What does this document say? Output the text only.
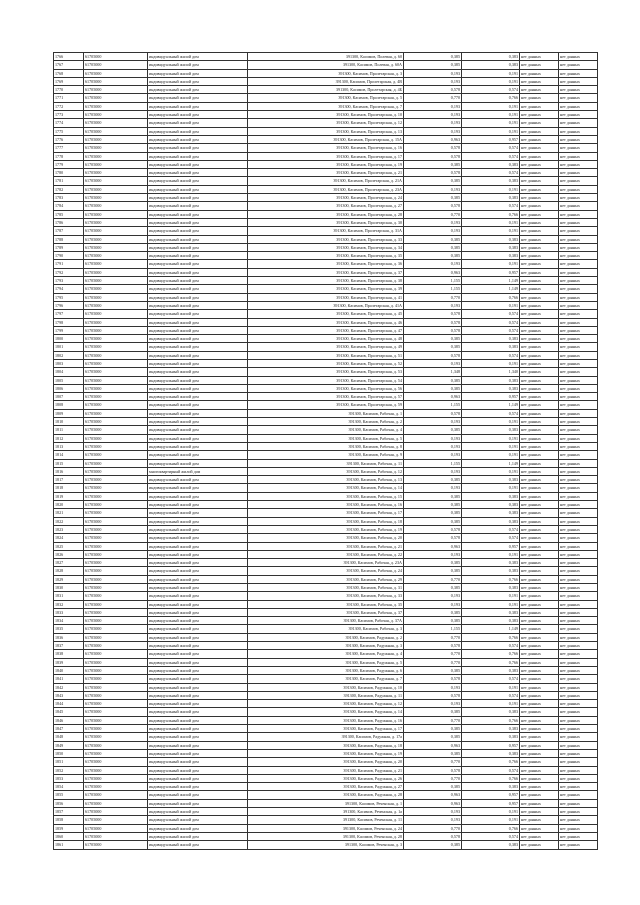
1766	61705000	индивидуальный жилой дом	391300, Касимов, Полевая, д. 60	0,385	0,383	нет данных	нет данных
1767	61705000	индивидуальный жилой дом	391300, Касимов, Полевая, д. 60А	0,385	0,383	нет данных	нет данных
1768	61705000	индивидуальный жилой дом	391300, Касимов, Пролетарская, д. 3	0,193	0,191	нет данных	нет данных
1769	61705000	индивидуальный жилой дом	391300, Касимов, Пролетарская, д. 4В	0,193	0,191	нет данных	нет данных
1770	61705000	индивидуальный жилой дом	391300, Касимов, Пролетарская, д. 4Б	0,578	0,574	нет данных	нет данных
1771	61705000	индивидуальный жилой дом	391300, Касимов, Пролетарская, д. 5	0,770	0,766	нет данных	нет данных
1772	61705000	индивидуальный жилой дом	391300, Касимов, Пролетарская, д. 7	0,193	0,191	нет данных	нет данных
1773	61705000	индивидуальный жилой дом	391300, Касимов, Пролетарская, д. 10	0,193	0,191	нет данных	нет данных
1774	61705000	индивидуальный жилой дом	391300, Касимов, Пролетарская, д. 12	0,193	0,191	нет данных	нет данных
1775	61705000	индивидуальный жилой дом	391300, Касимов, Пролетарская, д. 13	0,193	0,191	нет данных	нет данных
1776	61705000	индивидуальный жилой дом	391300, Касимов, Пролетарская, д. 15А	0,963	0,957	нет данных	нет данных
1777	61705000	индивидуальный жилой дом	391300, Касимов, Пролетарская, д. 16	0,578	0,574	нет данных	нет данных
1778	61705000	индивидуальный жилой дом	391300, Касимов, Пролетарская, д. 17	0,578	0,574	нет данных	нет данных
1779	61705000	индивидуальный жилой дом	391300, Касимов, Пролетарская, д. 19	0,385	0,383	нет данных	нет данных
1780	61705000	индивидуальный жилой дом	391300, Касимов, Пролетарская, д. 21	0,578	0,574	нет данных	нет данных
1781	61705000	индивидуальный жилой дом	391300, Касимов, Пролетарская, д. 21А	0,385	0,383	нет данных	нет данных
1782	61705000	индивидуальный жилой дом	391300, Касимов, Пролетарская, д. 23А	0,193	0,191	нет данных	нет данных
1783	61705000	индивидуальный жилой дом	391300, Касимов, Пролетарская, д. 24	0,385	0,383	нет данных	нет данных
1784	61705000	индивидуальный жилой дом	391300, Касимов, Пролетарская, д. 27	0,578	0,574	нет данных	нет данных
1785	61705000	индивидуальный жилой дом	391300, Касимов, Пролетарская, д. 28	0,770	0,766	нет данных	нет данных
1786	61705000	индивидуальный жилой дом	391300, Касимов, Пролетарская, д. 30	0,193	0,191	нет данных	нет данных
1787	61705000	индивидуальный жилой дом	391300, Касимов, Пролетарская, д. 31А	0,193	0,191	нет данных	нет данных
1788	61705000	индивидуальный жилой дом	391300, Касимов, Пролетарская, д. 33	0,385	0,383	нет данных	нет данных
1789	61705000	индивидуальный жилой дом	391300, Касимов, Пролетарская, д. 34	0,385	0,383	нет данных	нет данных
1790	61705000	индивидуальный жилой дом	391300, Касимов, Пролетарская, д. 35	0,385	0,383	нет данных	нет данных
1791	61705000	индивидуальный жилой дом	391300, Касимов, Пролетарская, д. 36	0,193	0,191	нет данных	нет данных
1792	61705000	индивидуальный жилой дом	391300, Касимов, Пролетарская, д. 37	0,963	0,957	нет данных	нет данных
1793	61705000	индивидуальный жилой дом	391300, Касимов, Пролетарская, д. 38	1,155	1,149	нет данных	нет данных
1794	61705000	индивидуальный жилой дом	391300, Касимов, Пролетарская, д. 39	1,155	1,149	нет данных	нет данных
1795	61705000	индивидуальный жилой дом	391300, Касимов, Пролетарская, д. 41	0,770	0,766	нет данных	нет данных
1796	61705000	индивидуальный жилой дом	391300, Касимов, Пролетарская, д. 41А	0,193	0,191	нет данных	нет данных
1797	61705000	индивидуальный жилой дом	391300, Касимов, Пролетарская, д. 45	0,578	0,574	нет данных	нет данных
1798	61705000	индивидуальный жилой дом	391300, Касимов, Пролетарская, д. 46	0,578	0,574	нет данных	нет данных
1799	61705000	индивидуальный жилой дом	391300, Касимов, Пролетарская, д. 47	0,578	0,574	нет данных	нет данных
1800	61705000	индивидуальный жилой дом	391300, Касимов, Пролетарская, д. 48	0,385	0,383	нет данных	нет данных
1801	61705000	индивидуальный жилой дом	391300, Касимов, Пролетарская, д. 49	0,385	0,383	нет данных	нет данных
1802	61705000	индивидуальный жилой дом	391300, Касимов, Пролетарская, д. 51	0,578	0,574	нет данных	нет данных
1803	61705000	индивидуальный жилой дом	391300, Касимов, Пролетарская, д. 52	0,193	0,191	нет данных	нет данных
1804	61705000	индивидуальный жилой дом	391300, Касимов, Пролетарская, д. 53	1,348	1,340	нет данных	нет данных
1805	61705000	индивидуальный жилой дом	391300, Касимов, Пролетарская, д. 54	0,385	0,383	нет данных	нет данных
1806	61705000	индивидуальный жилой дом	391300, Касимов, Пролетарская, д. 56	0,385	0,383	нет данных	нет данных
1807	61705000	индивидуальный жилой дом	391300, Касимов, Пролетарская, д. 57	0,963	0,957	нет данных	нет данных
1808	61705000	индивидуальный жилой дом	391300, Касимов, Пролетарская, д. 59	1,155	1,149	нет данных	нет данных
1809	61705000	индивидуальный жилой дом	391300, Касимов, Рабочая, д. 1	0,578	0,574	нет данных	нет данных
1810	61705000	индивидуальный жилой дом	391300, Касимов, Рабочая, д. 2	0,193	0,191	нет данных	нет данных
1811	61705000	индивидуальный жилой дом	391300, Касимов, Рабочая, д. 4	0,385	0,383	нет данных	нет данных
1812	61705000	индивидуальный жилой дом	391300, Касимов, Рабочая, д. 5	0,193	0,191	нет данных	нет данных
1813	61705000	индивидуальный жилой дом	391300, Касимов, Рабочая, д. 8	0,193	0,191	нет данных	нет данных
1814	61705000	индивидуальный жилой дом	391300, Касимов, Рабочая, д. 9	0,193	0,191	нет данных	нет данных
1815	61705000	индивидуальный жилой дом	391300, Касимов, Рабочая, д. 11	1,155	1,149	нет данных	нет данных
1816	61705000	многоквартирный жилой дом	391300, Касимов, Рабочая, д. 12	0,193	0,191	нет данных	нет данных
1817	61705000	индивидуальный жилой дом	391300, Касимов, Рабочая, д. 13	0,385	0,383	нет данных	нет данных
1818	61705000	индивидуальный жилой дом	391300, Касимов, Рабочая, д. 14	0,193	0,191	нет данных	нет данных
1819	61705000	индивидуальный жилой дом	391300, Касимов, Рабочая, д. 15	0,385	0,383	нет данных	нет данных
1820	61705000	индивидуальный жилой дом	391300, Касимов, Рабочая, д. 16	0,385	0,383	нет данных	нет данных
1821	61705000	индивидуальный жилой дом	391300, Касимов, Рабочая, д. 17	0,385	0,383	нет данных	нет данных
1822	61705000	индивидуальный жилой дом	391300, Касимов, Рабочая, д. 18	0,385	0,383	нет данных	нет данных
1823	61705000	индивидуальный жилой дом	391300, Касимов, Рабочая, д. 19	0,578	0,574	нет данных	нет данных
1824	61705000	индивидуальный жилой дом	391300, Касимов, Рабочая, д. 20	0,578	0,574	нет данных	нет данных
1825	61705000	индивидуальный жилой дом	391300, Касимов, Рабочая, д. 21	0,963	0,957	нет данных	нет данных
1826	61705000	индивидуальный жилой дом	391300, Касимов, Рабочая, д. 22	0,193	0,191	нет данных	нет данных
1827	61705000	индивидуальный жилой дом	391300, Касимов, Рабочая, д. 23А	0,385	0,383	нет данных	нет данных
1828	61705000	индивидуальный жилой дом	391300, Касимов, Рабочая, д. 24	0,385	0,383	нет данных	нет данных
1829	61705000	индивидуальный жилой дом	391300, Касимов, Рабочая, д. 29	0,770	0,766	нет данных	нет данных
1830	61705000	индивидуальный жилой дом	391300, Касимов, Рабочая, д. 31	0,385	0,383	нет данных	нет данных
1831	61705000	индивидуальный жилой дом	391300, Касимов, Рабочая, д. 33	0,193	0,191	нет данных	нет данных
1832	61705000	индивидуальный жилой дом	391300, Касимов, Рабочая, д. 35	0,193	0,191	нет данных	нет данных
1833	61705000	индивидуальный жилой дом	391300, Касимов, Рабочая, д. 37	0,385	0,383	нет данных	нет данных
1834	61705000	индивидуальный жилой дом	391300, Касимов, Рабочая, д. 37А	0,385	0,383	нет данных	нет данных
1835	61705000	индивидуальный жилой дом	391300, Касимов, Рабочая, д. 3	1,155	1,149	нет данных	нет данных
1836	61705000	индивидуальный жилой дом	391300, Касимов, Радужная, д. 2	0,770	0,766	нет данных	нет данных
1837	61705000	индивидуальный жилой дом	391300, Касимов, Радужная, д. 3	0,578	0,574	нет данных	нет данных
1838	61705000	индивидуальный жилой дом	391300, Касимов, Радужная, д. 4	0,770	0,766	нет данных	нет данных
1839	61705000	индивидуальный жилой дом	391300, Касимов, Радужная, д. 5	0,770	0,766	нет данных	нет данных
1840	61705000	индивидуальный жилой дом	391300, Касимов, Радужная, д. 6	0,385	0,383	нет данных	нет данных
1841	61705000	индивидуальный жилой дом	391300, Касимов, Радужная, д. 7	0,578	0,574	нет данных	нет данных
1842	61705000	индивидуальный жилой дом	391300, Касимов, Радужная, д. 10	0,193	0,191	нет данных	нет данных
1843	61705000	индивидуальный жилой дом	391300, Касимов, Радужная, д. 11	0,578	0,574	нет данных	нет данных
1844	61705000	индивидуальный жилой дом	391300, Касимов, Радужная, д. 12	0,193	0,191	нет данных	нет данных
1845	61705000	индивидуальный жилой дом	391300, Касимов, Радужная, д. 14	0,385	0,383	нет данных	нет данных
1846	61705000	индивидуальный жилой дом	391300, Касимов, Радужная, д. 16	0,770	0,766	нет данных	нет данных
1847	61705000	индивидуальный жилой дом	391300, Касимов, Радужная, д. 17	0,385	0,383	нет данных	нет данных
1848	61705000	индивидуальный жилой дом	391300, Касимов, Радужная, д. 17а	0,385	0,383	нет данных	нет данных
1849	61705000	индивидуальный жилой дом	391300, Касимов, Радужная, д. 18	0,963	0,957	нет данных	нет данных
1850	61705000	индивидуальный жилой дом	391300, Касимов, Радужная, д. 19	0,385	0,383	нет данных	нет данных
1851	61705000	индивидуальный жилой дом	391300, Касимов, Радужная, д. 20	0,770	0,766	нет данных	нет данных
1852	61705000	индивидуальный жилой дом	391300, Касимов, Радужная, д. 21	0,578	0,574	нет данных	нет данных
1853	61705000	индивидуальный жилой дом	391300, Касимов, Радужная, д. 26	0,770	0,766	нет данных	нет данных
1854	61705000	индивидуальный жилой дом	391300, Касимов, Радужная, д. 27	0,385	0,383	нет данных	нет данных
1855	61705000	индивидуальный жилой дом	391300, Касимов, Радужная, д. 28	0,963	0,957	нет данных	нет данных
1856	61705000	индивидуальный жилой дом	391300, Касимов, Реченская, д. 1	0,963	0,957	нет данных	нет данных
1857	61705000	индивидуальный жилой дом	391300, Касимов, Реченская, д. 1а	0,193	0,191	нет данных	нет данных
1858	61705000	индивидуальный жилой дом	391300, Касимов, Реченская, д. 11	0,193	0,191	нет данных	нет данных
1859	61705000	индивидуальный жилой дом	391300, Касимов, Реченская, д. 24	0,770	0,766	нет данных	нет данных
1860	61705000	индивидуальный жилой дом	391300, Касимов, Реченская, д. 28	0,578	0,574	нет данных	нет данных
1861	61705000	индивидуальный жилой дом	391300, Касимов, Реченская, д. 3	0,385	0,383	нет данных	нет данных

..........

Problem to work on -> Working from the entries above, return all lines that contain "Реченская".

Task output ->
1856	61705000	индивидуальный жилой дом	391300, Касимов, Реченская, д. 1	0,963	0,957	нет данных	нет данных
1857	61705000	индивидуальный жилой дом	391300, Касимов, Реченская, д. 1а	0,193	0,191	нет данных	нет данных
1858	61705000	индивидуальный жилой дом	391300, Касимов, Реченская, д. 11	0,193	0,191	нет данных	нет данных
1859	61705000	индивидуальный жилой дом	391300, Касимов, Реченская, д. 24	0,770	0,766	нет данных	нет данных
1860	61705000	индивидуальный жилой дом	391300, Касимов, Реченская, д. 28	0,578	0,574	нет данных	нет данных
1861	61705000	индивидуальный жилой дом	391300, Касимов, Реченская, д. 3	0,385	0,383	нет данных	нет данных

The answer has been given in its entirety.